Stated task: Write out all of the entries exactly, please.

Entries supplied:
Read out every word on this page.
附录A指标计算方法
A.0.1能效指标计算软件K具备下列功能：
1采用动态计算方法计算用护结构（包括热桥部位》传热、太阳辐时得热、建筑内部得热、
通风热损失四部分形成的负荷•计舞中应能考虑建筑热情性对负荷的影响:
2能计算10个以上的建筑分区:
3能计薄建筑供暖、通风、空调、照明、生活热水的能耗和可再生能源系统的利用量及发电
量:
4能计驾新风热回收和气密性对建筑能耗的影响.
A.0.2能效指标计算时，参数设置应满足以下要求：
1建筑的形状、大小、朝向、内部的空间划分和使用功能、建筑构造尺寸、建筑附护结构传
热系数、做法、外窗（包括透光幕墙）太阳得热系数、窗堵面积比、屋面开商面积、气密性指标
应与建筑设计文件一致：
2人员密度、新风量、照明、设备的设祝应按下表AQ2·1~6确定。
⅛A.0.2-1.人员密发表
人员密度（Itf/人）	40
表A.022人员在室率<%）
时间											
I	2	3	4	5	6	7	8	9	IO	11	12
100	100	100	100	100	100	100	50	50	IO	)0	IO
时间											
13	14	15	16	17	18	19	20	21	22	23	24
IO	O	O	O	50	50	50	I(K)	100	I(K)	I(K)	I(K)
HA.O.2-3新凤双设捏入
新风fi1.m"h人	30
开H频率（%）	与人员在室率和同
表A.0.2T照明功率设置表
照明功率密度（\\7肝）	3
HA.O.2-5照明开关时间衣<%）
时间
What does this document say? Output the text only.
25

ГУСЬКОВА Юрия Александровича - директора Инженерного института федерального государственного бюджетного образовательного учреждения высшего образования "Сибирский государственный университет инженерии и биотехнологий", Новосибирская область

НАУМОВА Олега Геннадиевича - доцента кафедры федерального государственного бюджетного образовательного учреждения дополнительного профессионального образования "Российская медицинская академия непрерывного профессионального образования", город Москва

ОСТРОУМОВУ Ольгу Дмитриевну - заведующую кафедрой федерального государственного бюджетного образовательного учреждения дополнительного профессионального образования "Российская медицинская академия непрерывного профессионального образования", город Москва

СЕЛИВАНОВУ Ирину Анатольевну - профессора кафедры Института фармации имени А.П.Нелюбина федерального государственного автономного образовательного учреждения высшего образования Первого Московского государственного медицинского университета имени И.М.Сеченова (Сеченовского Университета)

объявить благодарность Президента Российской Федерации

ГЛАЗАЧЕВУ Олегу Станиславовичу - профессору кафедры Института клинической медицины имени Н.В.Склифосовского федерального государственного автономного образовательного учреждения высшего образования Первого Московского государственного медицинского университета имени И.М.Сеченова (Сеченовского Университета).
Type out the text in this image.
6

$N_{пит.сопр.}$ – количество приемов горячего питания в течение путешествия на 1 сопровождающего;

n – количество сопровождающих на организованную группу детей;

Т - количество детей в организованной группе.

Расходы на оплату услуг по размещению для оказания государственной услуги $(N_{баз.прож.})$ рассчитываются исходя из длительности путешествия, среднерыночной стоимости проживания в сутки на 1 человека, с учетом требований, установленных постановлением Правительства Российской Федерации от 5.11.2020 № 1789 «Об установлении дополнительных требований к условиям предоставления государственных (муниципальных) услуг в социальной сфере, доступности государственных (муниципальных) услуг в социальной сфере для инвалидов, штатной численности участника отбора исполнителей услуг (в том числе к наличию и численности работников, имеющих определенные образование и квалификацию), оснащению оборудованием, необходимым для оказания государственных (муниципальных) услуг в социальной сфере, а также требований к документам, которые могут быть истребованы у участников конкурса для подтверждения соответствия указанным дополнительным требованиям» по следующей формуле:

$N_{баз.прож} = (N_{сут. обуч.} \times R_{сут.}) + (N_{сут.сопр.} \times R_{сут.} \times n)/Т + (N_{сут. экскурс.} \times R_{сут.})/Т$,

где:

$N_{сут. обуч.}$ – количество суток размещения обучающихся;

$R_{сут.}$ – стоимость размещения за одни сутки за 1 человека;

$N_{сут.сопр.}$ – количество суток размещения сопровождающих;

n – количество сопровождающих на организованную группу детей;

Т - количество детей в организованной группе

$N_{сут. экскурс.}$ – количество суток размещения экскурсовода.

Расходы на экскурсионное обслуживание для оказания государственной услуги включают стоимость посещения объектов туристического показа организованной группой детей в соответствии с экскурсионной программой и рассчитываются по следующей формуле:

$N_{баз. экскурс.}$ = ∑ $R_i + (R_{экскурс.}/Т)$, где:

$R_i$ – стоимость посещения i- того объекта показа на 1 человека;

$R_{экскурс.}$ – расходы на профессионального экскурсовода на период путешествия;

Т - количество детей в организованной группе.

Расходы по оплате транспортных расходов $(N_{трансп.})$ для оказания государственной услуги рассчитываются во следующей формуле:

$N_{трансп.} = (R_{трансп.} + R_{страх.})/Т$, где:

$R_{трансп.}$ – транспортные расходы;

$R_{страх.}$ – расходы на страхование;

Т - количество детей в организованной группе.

Output for this task:
Read out every word on this page.
附录A指标计算方法
A.0.1能效指标计算软件K具备下列功能：
1采用动态计算方法计算用护结构（包括热桥部位》传热、太阳辐时得热、建筑内部得热、
通风热损失四部分形成的负荷•计舞中应能考虑建筑热情性对负荷的影响:
2能计算10个以上的建筑分区:
3能计薄建筑供暖、通风、空调、照明、生活热水的能耗和可再生能源系统的利用量及发电
量:
4能计驾新风热回收和气密性对建筑能耗的影响.
A.0.2能效指标计算时，参数设置应满足以下要求：
1建筑的形状、大小、朝向、内部的空间划分和使用功能、建筑构造尺寸、建筑附护结构传
热系数、做法、外窗（包括透光幕墙）太阳得热系数、窗堵面积比、屋面开商面积、气密性指标
应与建筑设计文件一致：
2人员密度、新风量、照明、设备的设祝应按下表AQ2·1~6确定。
⅛A.0.2-1.人员密发表
人员密度（Itf/人）	40
表A.022人员在室率<%）
时间											
I	2	3	4	5	6	7	8	9	IO	11	12
100	100	100	100	100	100	100	50	50	IO	)0	IO
时间											
13	14	15	16	17	18	19	20	21	22	23	24
IO	O	O	O	50	50	50	I(K)	100	I(K)	I(K)	I(K)
HA.O.2-3新凤双设捏入
新风fi1.m"h人	30
开H频率（%）	与人员在室率和同
表A.0.2T照明功率设置表
照明功率密度（\\7肝）	3
HA.O.2-5照明开关时间衣<%）
时间
What does this document say? Output the text only.
25

ГУСЬКОВА Юрия Александровича - директора Инженерного института федерального государственного бюджетного образовательного учреждения высшего образования "Сибирский государственный университет инженерии и биотехнологий", Новосибирская область

НАУМОВА Олега Геннадиевича - доцента кафедры федерального государственного бюджетного образовательного учреждения дополнительного профессионального образования "Российская медицинская академия непрерывного профессионального образования", город Москва

ОСТРОУМОВУ Ольгу Дмитриевну - заведующую кафедрой федерального государственного бюджетного образовательного учреждения дополнительного профессионального образования "Российская медицинская академия непрерывного профессионального образования", город Москва

СЕЛИВАНОВУ Ирину Анатольевну - профессора кафедры Института фармации имени А.П.Нелюбина федерального государственного автономного образовательного учреждения высшего образования Первого Московского государственного медицинского университета имени И.М.Сеченова (Сеченовского Университета)

объявить благодарность Президента Российской Федерации

ГЛАЗАЧЕВУ Олегу Станиславовичу - профессору кафедры Института клинической медицины имени Н.В.Склифосовского федерального государственного автономного образовательного учреждения высшего образования Первого Московского государственного медицинского университета имени И.М.Сеченова (Сеченовского Университета).
Type out the text in this image.
6

$N_{пит.сопр.}$ – количество приемов горячего питания в течение путешествия на 1 сопровождающего;

n – количество сопровождающих на организованную группу детей;

Т - количество детей в организованной группе.

Расходы на оплату услуг по размещению для оказания государственной услуги $(N_{баз.прож.})$ рассчитываются исходя из длительности путешествия, среднерыночной стоимости проживания в сутки на 1 человека, с учетом требований, установленных постановлением Правительства Российской Федерации от 5.11.2020 № 1789 «Об установлении дополнительных требований к условиям предоставления государственных (муниципальных) услуг в социальной сфере, доступности государственных (муниципальных) услуг в социальной сфере для инвалидов, штатной численности участника отбора исполнителей услуг (в том числе к наличию и численности работников, имеющих определенные образование и квалификацию), оснащению оборудованием, необходимым для оказания государственных (муниципальных) услуг в социальной сфере, а также требований к документам, которые могут быть истребованы у участников конкурса для подтверждения соответствия указанным дополнительным требованиям» по следующей формуле:

$N_{баз.прож} = (N_{сут. обуч.} \times R_{сут.}) + (N_{сут.сопр.} \times R_{сут.} \times n)/Т + (N_{сут. экскурс.} \times R_{сут.})/Т$,

где:

$N_{сут. обуч.}$ – количество суток размещения обучающихся;

$R_{сут.}$ – стоимость размещения за одни сутки за 1 человека;

$N_{сут.сопр.}$ – количество суток размещения сопровождающих;

n – количество сопровождающих на организованную группу детей;

Т - количество детей в организованной группе

$N_{сут. экскурс.}$ – количество суток размещения экскурсовода.

Расходы на экскурсионное обслуживание для оказания государственной услуги включают стоимость посещения объектов туристического показа организованной группой детей в соответствии с экскурсионной программой и рассчитываются по следующей формуле:

$N_{баз. экскурс.}$ = ∑ $R_i + (R_{экскурс.}/Т)$, где:

$R_i$ – стоимость посещения i- того объекта показа на 1 человека;

$R_{экскурс.}$ – расходы на профессионального экскурсовода на период путешествия;

Т - количество детей в организованной группе.

Расходы по оплате транспортных расходов $(N_{трансп.})$ для оказания государственной услуги рассчитываются во следующей формуле:

$N_{трансп.} = (R_{трансп.} + R_{страх.})/Т$, где:

$R_{трансп.}$ – транспортные расходы;

$R_{страх.}$ – расходы на страхование;

Т - количество детей в организованной группе.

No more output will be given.